**Problem requirements**
Reproduce the entire listing word for word.

**Available records**

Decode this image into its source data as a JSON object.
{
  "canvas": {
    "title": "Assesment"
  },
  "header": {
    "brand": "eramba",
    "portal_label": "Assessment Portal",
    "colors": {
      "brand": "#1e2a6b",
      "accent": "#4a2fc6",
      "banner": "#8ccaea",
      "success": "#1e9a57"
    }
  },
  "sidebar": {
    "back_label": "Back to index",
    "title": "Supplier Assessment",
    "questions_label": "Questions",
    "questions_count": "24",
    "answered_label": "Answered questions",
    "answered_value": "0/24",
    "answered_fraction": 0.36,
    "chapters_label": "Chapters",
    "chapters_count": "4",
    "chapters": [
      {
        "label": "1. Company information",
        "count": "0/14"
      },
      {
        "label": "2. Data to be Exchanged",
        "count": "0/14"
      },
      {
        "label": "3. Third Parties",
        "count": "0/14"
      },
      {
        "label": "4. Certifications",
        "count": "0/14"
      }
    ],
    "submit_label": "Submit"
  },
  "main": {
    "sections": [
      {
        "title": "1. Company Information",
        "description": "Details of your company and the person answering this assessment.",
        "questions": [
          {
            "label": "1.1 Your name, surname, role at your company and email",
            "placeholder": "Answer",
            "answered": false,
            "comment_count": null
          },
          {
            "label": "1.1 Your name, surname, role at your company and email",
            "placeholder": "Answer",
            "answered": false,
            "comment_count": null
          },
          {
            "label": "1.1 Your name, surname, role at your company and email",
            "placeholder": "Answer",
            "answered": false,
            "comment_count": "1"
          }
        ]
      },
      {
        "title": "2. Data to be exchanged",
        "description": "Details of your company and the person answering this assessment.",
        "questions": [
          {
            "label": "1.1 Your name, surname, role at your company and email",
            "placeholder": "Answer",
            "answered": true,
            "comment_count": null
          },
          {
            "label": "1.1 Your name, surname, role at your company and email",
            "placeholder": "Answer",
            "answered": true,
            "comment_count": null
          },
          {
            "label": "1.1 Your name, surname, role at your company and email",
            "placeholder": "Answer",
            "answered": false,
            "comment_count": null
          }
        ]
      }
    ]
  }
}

**Complete answer**
Decode this image into its source data as a JSON object.
{
  "canvas": {
    "title": "Assesment"
  },
  "header": {
    "brand": "eramba",
    "portal_label": "Assessment Portal",
    "colors": {
      "brand": "#1e2a6b",
      "accent": "#4a2fc6",
      "banner": "#8ccaea",
      "success": "#1e9a57"
    }
  },
  "sidebar": {
    "back_label": "Back to index",
    "title": "Supplier Assessment",
    "questions_label": "Questions",
    "questions_count": "24",
    "answered_label": "Answered questions",
    "answered_value": "0/24",
    "answered_fraction": 0.36,
    "chapters_label": "Chapters",
    "chapters_count": "4",
    "chapters": [
      {
        "label": "1. Company information",
        "count": "0/14"
      },
      {
        "label": "2. Data to be Exchanged",
        "count": "0/14"
      },
      {
        "label": "3. Third Parties",
        "count": "0/14"
      },
      {
        "label": "4. Certifications",
        "count": "0/14"
      }
    ],
    "submit_label": "Submit"
  },
  "main": {
    "sections": [
      {
        "title": "1. Company Information",
        "description": "Details of your company and the person answering this assessment.",
        "questions": [
          {
            "label": "1.1 Your name, surname, role at your company and email",
            "placeholder": "Answer",
            "answered": false,
            "comment_count": null
          },
          {
            "label": "1.1 Your name, surname, role at your company and email",
            "placeholder": "Answer",
            "answered": false,
            "comment_count": null
          },
          {
            "label": "1.1 Your name, surname, role at your company and email",
            "placeholder": "Answer",
            "answered": false,
            "comment_count": "1"
          }
        ]
      },
      {
        "title": "2. Data to be exchanged",
        "description": "Details of your company and the person answering this assessment.",
        "questions": [
          {
            "label": "1.1 Your name, surname, role at your company and email",
            "placeholder": "Answer",
            "answered": true,
            "comment_count": null
          },
          {
            "label": "1.1 Your name, surname, role at your company and email",
            "placeholder": "Answer",
            "answered": true,
            "comment_count": null
          },
          {
            "label": "1.1 Your name, surname, role at your company and email",
            "placeholder": "Answer",
            "answered": false,
            "comment_count": null
          }
        ]
      }
    ]
  }
}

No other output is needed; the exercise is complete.